#### Available records
%%

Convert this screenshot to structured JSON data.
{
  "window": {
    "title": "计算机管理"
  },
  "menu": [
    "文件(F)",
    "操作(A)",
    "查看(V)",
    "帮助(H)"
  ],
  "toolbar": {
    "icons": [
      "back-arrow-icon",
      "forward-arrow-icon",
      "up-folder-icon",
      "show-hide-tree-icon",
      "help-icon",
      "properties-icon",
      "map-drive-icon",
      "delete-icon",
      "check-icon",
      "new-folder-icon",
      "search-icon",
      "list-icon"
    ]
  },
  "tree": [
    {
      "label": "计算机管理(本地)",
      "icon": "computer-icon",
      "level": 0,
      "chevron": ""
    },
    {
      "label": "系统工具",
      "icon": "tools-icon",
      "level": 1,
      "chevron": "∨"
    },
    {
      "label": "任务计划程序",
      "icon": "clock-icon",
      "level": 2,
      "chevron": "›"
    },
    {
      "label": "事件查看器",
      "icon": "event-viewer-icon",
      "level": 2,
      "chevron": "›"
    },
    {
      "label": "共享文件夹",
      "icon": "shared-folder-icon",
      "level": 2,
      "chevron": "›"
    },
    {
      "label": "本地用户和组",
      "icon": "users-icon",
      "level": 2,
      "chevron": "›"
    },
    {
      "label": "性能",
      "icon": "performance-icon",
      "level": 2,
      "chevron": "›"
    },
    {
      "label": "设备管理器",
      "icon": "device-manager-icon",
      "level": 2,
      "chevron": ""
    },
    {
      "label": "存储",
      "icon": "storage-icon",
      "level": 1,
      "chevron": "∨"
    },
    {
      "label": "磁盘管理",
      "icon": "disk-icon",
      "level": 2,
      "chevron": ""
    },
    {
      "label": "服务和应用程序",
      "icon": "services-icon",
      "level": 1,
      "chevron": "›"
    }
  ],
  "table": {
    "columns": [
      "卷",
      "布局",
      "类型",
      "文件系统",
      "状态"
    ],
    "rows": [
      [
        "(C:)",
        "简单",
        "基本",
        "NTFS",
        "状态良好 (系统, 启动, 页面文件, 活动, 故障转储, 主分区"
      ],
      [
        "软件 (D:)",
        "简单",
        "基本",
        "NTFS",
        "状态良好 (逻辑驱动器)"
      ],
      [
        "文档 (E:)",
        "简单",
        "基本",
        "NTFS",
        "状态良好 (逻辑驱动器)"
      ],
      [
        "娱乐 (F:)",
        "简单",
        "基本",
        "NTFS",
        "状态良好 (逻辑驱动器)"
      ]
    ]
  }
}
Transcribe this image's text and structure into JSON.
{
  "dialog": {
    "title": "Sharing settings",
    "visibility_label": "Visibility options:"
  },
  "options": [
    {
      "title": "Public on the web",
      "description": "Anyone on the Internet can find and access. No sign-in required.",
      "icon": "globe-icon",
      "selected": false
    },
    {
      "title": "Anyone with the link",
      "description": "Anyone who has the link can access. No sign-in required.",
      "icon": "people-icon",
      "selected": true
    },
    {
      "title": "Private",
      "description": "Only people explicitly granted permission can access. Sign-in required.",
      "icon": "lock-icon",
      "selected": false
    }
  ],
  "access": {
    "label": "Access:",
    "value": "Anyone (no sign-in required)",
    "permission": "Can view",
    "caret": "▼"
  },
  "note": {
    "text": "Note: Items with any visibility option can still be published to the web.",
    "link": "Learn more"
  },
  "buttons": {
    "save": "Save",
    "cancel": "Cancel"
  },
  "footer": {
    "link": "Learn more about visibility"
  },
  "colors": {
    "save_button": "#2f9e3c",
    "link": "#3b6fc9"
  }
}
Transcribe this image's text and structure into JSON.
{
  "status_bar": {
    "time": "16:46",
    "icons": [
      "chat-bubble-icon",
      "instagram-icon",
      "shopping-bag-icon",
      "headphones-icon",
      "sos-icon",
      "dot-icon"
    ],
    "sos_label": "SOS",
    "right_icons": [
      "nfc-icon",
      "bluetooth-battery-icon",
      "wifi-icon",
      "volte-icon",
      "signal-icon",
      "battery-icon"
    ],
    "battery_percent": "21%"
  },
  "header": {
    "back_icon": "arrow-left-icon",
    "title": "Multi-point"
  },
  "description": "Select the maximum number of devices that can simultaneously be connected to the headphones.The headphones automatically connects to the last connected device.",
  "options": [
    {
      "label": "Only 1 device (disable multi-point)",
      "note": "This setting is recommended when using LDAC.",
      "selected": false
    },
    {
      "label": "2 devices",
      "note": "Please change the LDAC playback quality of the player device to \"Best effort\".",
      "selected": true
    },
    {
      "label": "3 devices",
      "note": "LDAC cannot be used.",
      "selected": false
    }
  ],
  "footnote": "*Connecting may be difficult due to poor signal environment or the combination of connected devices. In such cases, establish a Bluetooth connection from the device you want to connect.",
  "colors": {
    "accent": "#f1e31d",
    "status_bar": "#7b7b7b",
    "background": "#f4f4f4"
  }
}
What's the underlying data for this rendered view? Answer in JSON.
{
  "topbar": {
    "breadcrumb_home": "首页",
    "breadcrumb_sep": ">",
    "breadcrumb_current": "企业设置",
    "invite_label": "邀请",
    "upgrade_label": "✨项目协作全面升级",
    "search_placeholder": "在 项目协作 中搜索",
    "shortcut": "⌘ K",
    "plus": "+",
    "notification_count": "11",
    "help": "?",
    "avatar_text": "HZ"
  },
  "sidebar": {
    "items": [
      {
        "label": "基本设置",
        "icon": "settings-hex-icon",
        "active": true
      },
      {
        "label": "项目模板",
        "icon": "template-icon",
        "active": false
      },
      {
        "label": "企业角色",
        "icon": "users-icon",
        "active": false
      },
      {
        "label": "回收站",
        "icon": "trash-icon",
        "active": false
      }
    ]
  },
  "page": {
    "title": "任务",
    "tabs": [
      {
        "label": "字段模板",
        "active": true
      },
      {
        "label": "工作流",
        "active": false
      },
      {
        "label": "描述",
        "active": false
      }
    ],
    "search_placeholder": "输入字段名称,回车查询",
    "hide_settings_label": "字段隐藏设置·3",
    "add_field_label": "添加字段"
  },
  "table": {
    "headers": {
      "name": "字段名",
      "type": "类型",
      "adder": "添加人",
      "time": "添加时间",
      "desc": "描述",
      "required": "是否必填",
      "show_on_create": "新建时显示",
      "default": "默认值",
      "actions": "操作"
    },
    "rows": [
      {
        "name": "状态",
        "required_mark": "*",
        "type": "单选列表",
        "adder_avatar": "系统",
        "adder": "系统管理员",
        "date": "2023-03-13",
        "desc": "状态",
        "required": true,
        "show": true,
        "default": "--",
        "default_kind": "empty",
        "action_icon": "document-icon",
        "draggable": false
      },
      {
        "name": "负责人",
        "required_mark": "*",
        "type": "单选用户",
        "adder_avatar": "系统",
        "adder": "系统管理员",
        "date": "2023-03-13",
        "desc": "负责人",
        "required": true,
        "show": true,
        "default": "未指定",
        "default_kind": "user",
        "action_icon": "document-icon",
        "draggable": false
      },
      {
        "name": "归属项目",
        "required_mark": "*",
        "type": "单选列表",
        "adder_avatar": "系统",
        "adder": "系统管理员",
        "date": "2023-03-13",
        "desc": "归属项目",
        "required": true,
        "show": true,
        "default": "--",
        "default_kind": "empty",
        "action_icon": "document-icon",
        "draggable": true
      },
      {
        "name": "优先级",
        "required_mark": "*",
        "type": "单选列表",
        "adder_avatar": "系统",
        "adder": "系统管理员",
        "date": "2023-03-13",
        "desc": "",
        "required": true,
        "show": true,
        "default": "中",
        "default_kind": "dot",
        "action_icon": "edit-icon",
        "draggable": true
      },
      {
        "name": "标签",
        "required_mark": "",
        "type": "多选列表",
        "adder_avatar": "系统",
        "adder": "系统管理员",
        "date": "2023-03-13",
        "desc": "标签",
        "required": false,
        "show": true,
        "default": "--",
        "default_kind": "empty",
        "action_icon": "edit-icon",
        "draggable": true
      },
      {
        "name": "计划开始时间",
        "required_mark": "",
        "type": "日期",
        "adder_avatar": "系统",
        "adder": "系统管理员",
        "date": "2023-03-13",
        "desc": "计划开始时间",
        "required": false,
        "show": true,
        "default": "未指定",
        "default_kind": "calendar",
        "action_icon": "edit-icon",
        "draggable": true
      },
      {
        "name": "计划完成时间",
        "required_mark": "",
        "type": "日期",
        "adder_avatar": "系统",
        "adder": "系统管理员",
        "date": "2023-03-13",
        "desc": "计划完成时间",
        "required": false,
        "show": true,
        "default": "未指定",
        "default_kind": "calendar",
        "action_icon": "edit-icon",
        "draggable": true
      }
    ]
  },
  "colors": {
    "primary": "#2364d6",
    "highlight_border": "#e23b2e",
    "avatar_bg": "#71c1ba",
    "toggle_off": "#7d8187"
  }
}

%%

#### Your task
Gather every line containing the word "point" and copy it.

#### Task result
    "title": "Multi-point"
      "label": "Only 1 device (disable multi-point)",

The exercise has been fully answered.